══ Data in this exercise ══

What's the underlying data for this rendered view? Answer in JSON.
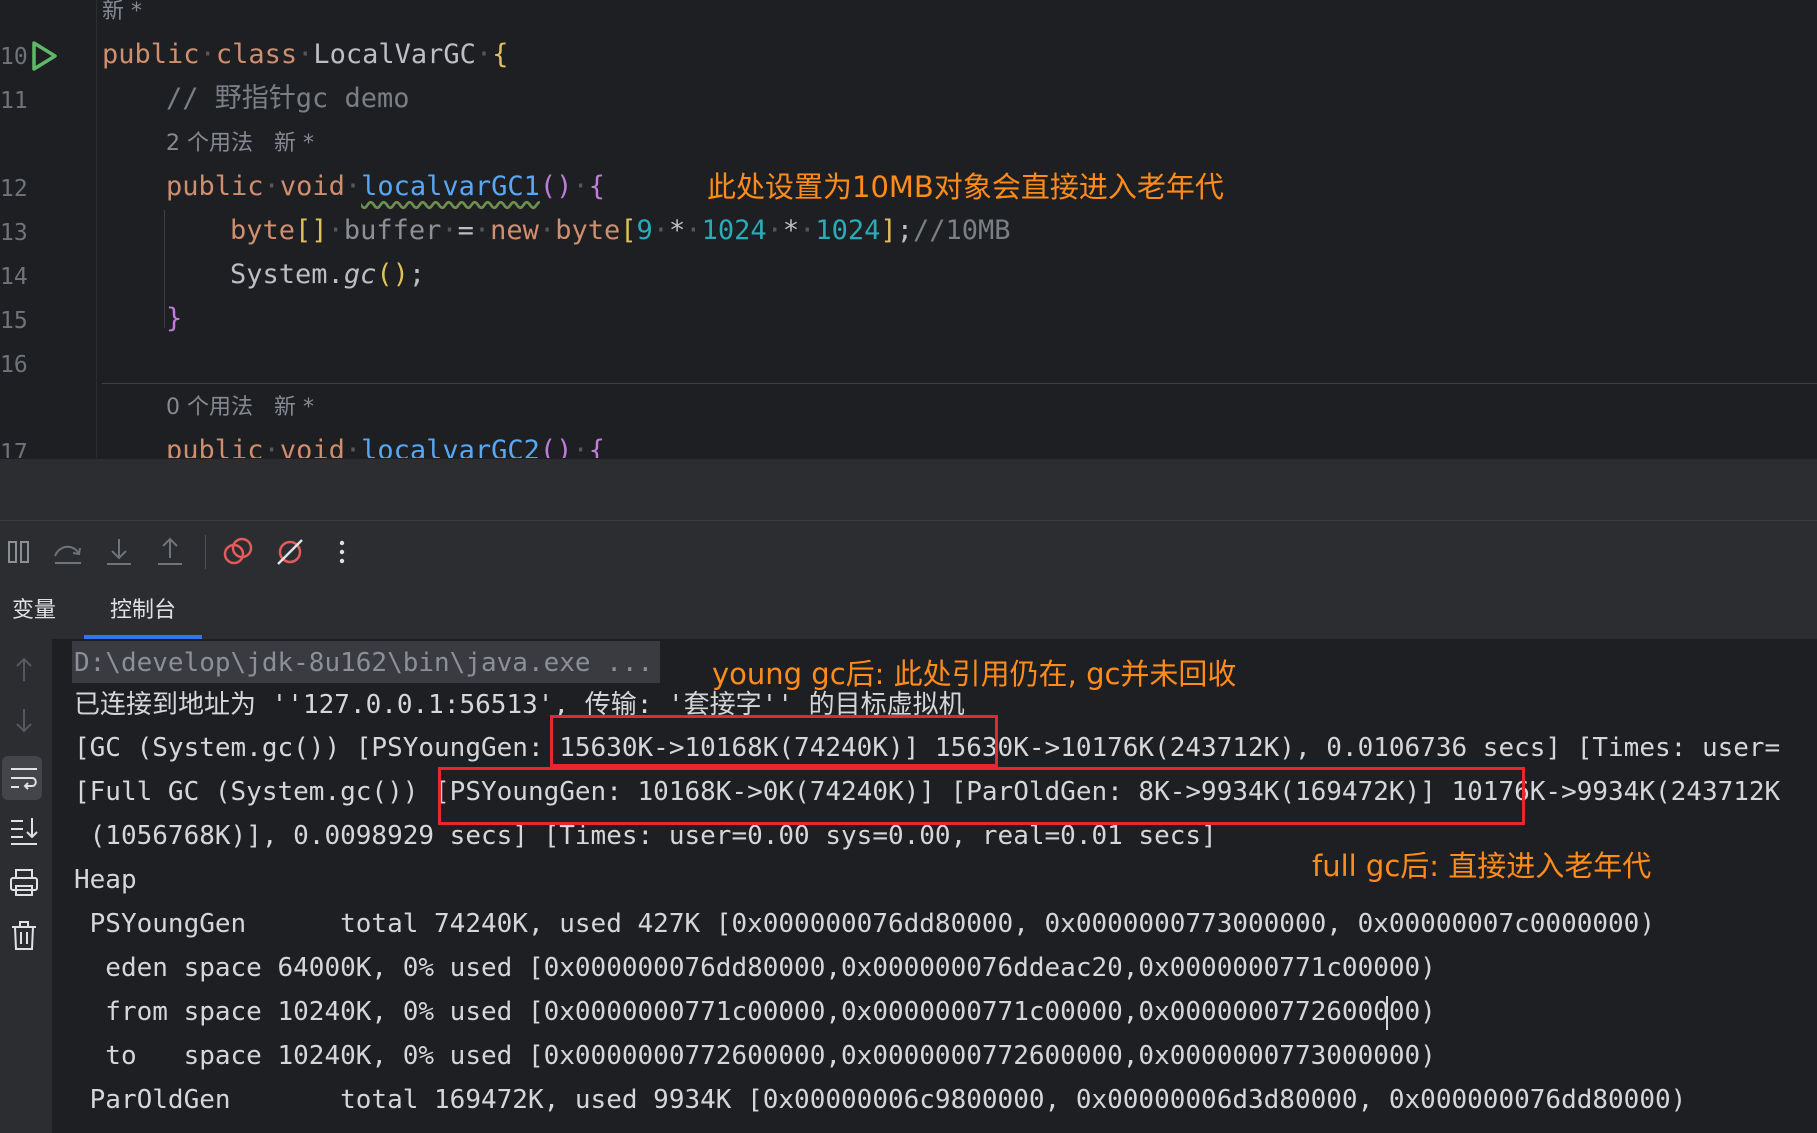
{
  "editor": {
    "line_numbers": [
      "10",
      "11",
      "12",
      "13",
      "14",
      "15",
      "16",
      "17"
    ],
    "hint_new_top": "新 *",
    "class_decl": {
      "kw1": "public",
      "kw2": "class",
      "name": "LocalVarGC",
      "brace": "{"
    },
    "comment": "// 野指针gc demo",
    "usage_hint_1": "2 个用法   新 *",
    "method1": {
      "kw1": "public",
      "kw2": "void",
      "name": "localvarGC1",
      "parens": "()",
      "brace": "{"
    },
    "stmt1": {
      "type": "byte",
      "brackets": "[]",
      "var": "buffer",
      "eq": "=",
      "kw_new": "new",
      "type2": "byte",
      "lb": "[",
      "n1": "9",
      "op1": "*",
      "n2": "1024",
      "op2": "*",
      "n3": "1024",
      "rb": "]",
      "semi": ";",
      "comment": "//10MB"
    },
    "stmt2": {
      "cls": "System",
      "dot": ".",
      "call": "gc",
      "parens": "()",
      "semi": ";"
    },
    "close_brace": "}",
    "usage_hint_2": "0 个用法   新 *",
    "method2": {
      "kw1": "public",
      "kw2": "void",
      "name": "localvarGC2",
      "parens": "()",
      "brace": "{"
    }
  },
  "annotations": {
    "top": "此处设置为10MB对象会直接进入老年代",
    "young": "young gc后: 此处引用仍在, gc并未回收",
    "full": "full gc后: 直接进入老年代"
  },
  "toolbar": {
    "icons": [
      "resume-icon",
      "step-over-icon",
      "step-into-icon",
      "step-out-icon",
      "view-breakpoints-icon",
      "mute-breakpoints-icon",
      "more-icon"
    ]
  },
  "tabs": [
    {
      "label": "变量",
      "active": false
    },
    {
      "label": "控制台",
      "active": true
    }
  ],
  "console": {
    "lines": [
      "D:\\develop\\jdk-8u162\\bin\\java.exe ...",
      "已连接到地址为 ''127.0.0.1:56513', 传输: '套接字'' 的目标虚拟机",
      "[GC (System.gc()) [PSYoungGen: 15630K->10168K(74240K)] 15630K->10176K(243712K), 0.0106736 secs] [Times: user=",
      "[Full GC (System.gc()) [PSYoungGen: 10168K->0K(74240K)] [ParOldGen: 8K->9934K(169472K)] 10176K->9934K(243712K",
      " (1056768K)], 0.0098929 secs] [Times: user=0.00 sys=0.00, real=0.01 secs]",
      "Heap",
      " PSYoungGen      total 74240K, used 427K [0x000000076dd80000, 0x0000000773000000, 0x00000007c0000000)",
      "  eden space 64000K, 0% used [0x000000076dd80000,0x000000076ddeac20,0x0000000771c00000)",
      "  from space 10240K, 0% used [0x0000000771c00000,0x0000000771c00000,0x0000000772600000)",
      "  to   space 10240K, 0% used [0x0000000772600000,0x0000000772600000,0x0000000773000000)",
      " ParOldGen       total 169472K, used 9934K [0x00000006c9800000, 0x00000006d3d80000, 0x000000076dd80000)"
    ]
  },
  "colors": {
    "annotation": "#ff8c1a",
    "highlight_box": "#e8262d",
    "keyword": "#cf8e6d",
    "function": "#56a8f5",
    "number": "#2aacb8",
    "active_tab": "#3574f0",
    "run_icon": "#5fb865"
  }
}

═══

▶ Written instruction
Report all lines of the material that contain the word "step".

▶ The solution
      "step-over-icon",
      "step-into-icon",
      "step-out-icon",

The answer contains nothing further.